A consultoria IDC projeta que, neste ano, esse mercado movimente R$ 3,2 bilhões no país – mais do que o triplo do R$ 1 bilhão de 2013. Na prática, o avanço do uso dessa ferramenta indica que as ações do consumidor em dispositivos digitais são alvo de vigilância cada vez mais frequente e abrangente.

Nessa investigação com lupa sobre hábitos de consumo, assuntos tratados em e-mails, comentários em redes sociais, pesquisas de preços, cadastros em programas de fidelidade, simples buscas no Google e a escolha de um canal de TV se tornam fonte de informação. Devidamente processados, estes dados podem impulsionar vendas e reduzir os gastos das empresas.

“Ainda há dificuldade em entender o que é o uso do big data. Mas é simples. É a capacidade de ler um gigantesco volume de dados gerados a cada segundo na rede e transformá-los em informação valiosa”, resume o espanhol Francisco Orjales, da Orbiz Consultoria e que representa no Brasil um dos principais eventos de tecnologia do mundo, o Smart City Expo, que ocorre anualmente em Barcelona.

+===+

Exercícios a fazer
A - Transcreva do trecho sobre big data tudo o que vai de "Nessa investigação com" até "gastos das empresas.".
B - Enumere as fontes de informação sobre hábitos de consumo citadas no trecho sobre big data.
C - Prossiga com o texto sobre big data a partir do ponto em que ele termina.

Dados fornecidos
+===+

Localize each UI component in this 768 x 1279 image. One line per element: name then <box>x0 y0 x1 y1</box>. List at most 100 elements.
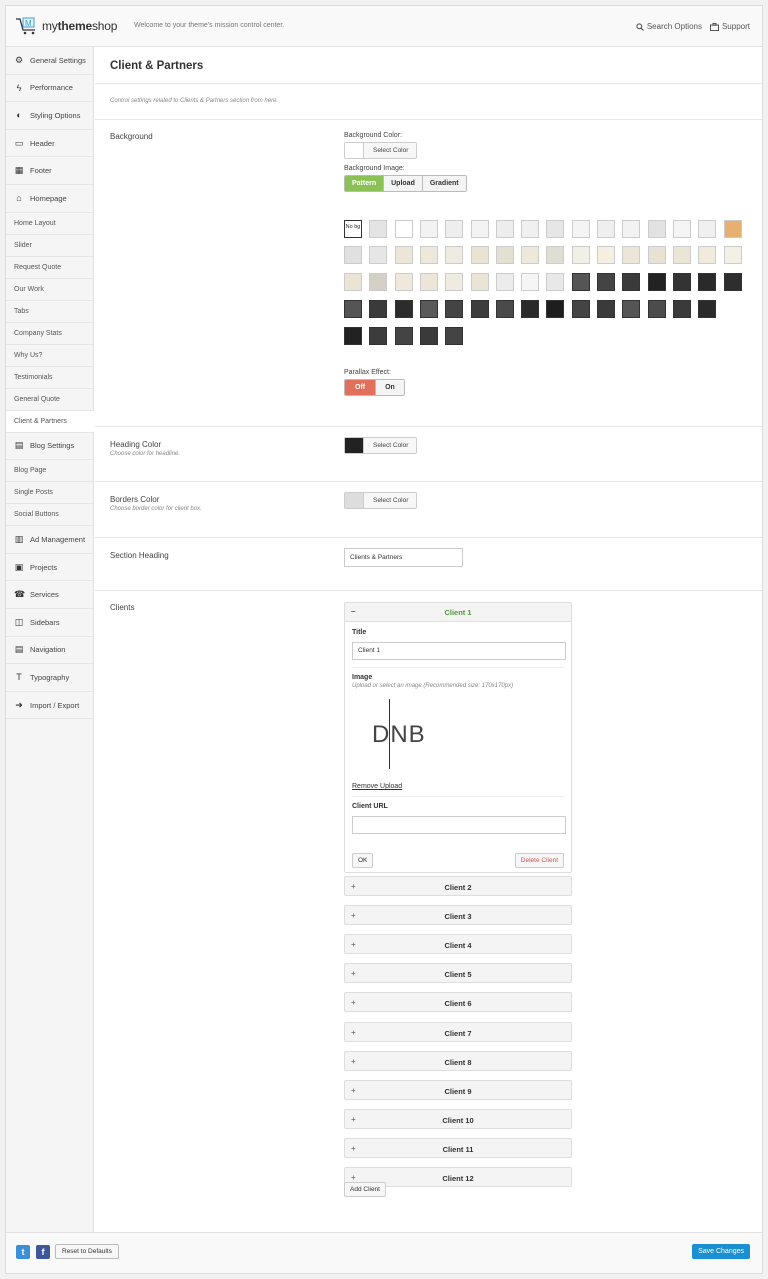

+===+

Respostas por exercício
A -
Nessa investigação com lupa sobre hábitos de consumo, assuntos tratados em e-mails, comentários em redes sociais, pesquisas de preços, cadastros em programas de fidelidade, simples buscas no Google e a escolha de um canal de TV se tornam fonte de informação. Devidamente processados, estes dados podem impulsionar vendas e reduzir os gastos das empresas.

B -
assuntos tratados em e-mails
comentários em redes sociais
pesquisas de preços
cadastros em programas de fidelidade
simples buscas no Google
a escolha de um canal de TV

C -
Para se ter uma ideia do volume de informações na rede, nos 15 segundos que se leva para ler a afirmação de Orjales, foram feitas 500 mil buscas no Google e 5 mil fotos foram postadas no Instagram. É a partir daí que os chamados “cientistas de dados” trabalham para ajudar as empresas na tomada de decisões.

Big Data

Trata-se de um imenso volume de dados, em que grande parte é gerada na internet: e-mails, buscas no Google, posts em redes sociais. Mas não só isso. Histórico de consumo, participação em programas de fidelidade e datas de pagamento de faturas também integram o big data.

Cientista de dados

É o profissional que analisa e cruza os dados para chegar a conclusões que ajudem as empresas na tomada de decisão. Ele é quem faz a aplicação do big data.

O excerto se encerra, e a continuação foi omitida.